[Extracted records]
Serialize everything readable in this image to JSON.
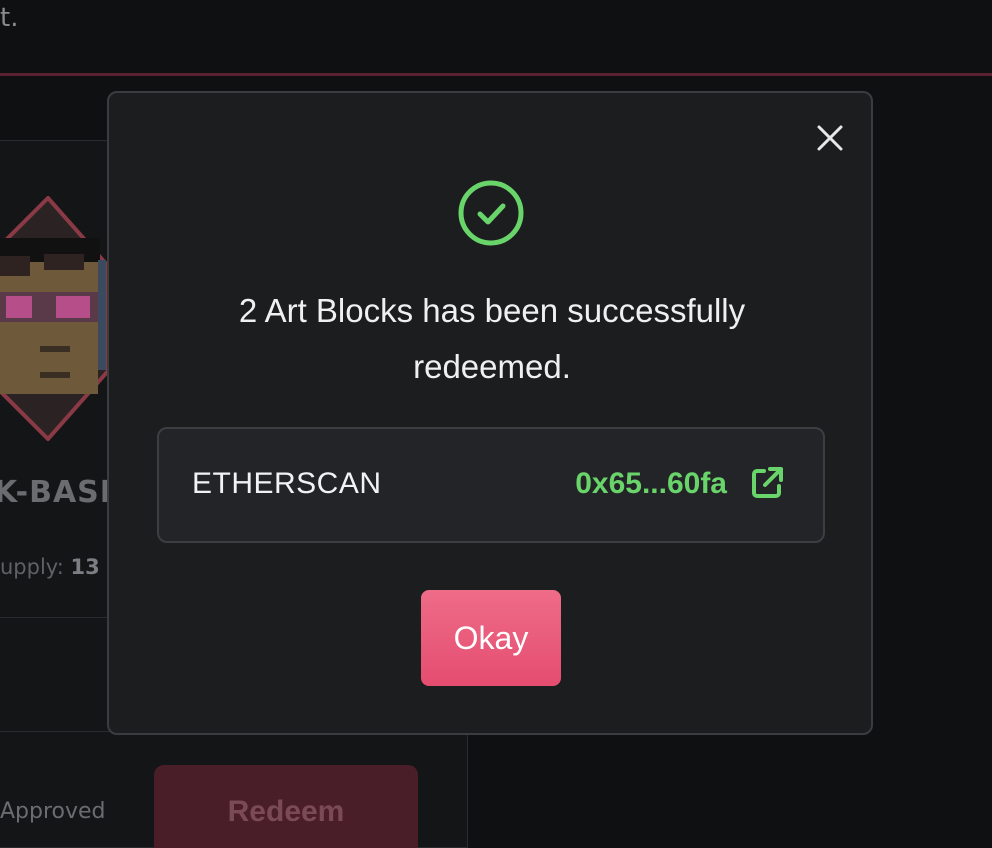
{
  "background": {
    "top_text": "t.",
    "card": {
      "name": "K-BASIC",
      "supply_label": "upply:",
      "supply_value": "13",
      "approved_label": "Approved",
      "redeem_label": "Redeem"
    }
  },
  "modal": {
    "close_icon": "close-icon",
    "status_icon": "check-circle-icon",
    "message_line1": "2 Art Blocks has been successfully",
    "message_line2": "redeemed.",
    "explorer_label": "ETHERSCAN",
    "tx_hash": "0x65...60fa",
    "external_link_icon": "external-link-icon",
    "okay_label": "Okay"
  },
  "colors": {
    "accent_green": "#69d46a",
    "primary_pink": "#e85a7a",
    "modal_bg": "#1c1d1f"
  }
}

Exercise task: Output all the records, word for word, with no pictures in the copy.

Solution for this task:
Serialize everything readable in this image to JSON.
{
  "background": {
    "top_text": "t.",
    "card": {
      "name": "K-BASIC",
      "supply_label": "upply:",
      "supply_value": "13",
      "approved_label": "Approved",
      "redeem_label": "Redeem"
    }
  },
  "modal": {
    "close_icon": "close-icon",
    "status_icon": "check-circle-icon",
    "message_line1": "2 Art Blocks has been successfully",
    "message_line2": "redeemed.",
    "explorer_label": "ETHERSCAN",
    "tx_hash": "0x65...60fa",
    "external_link_icon": "external-link-icon",
    "okay_label": "Okay"
  },
  "colors": {
    "accent_green": "#69d46a",
    "primary_pink": "#e85a7a",
    "modal_bg": "#1c1d1f"
  }
}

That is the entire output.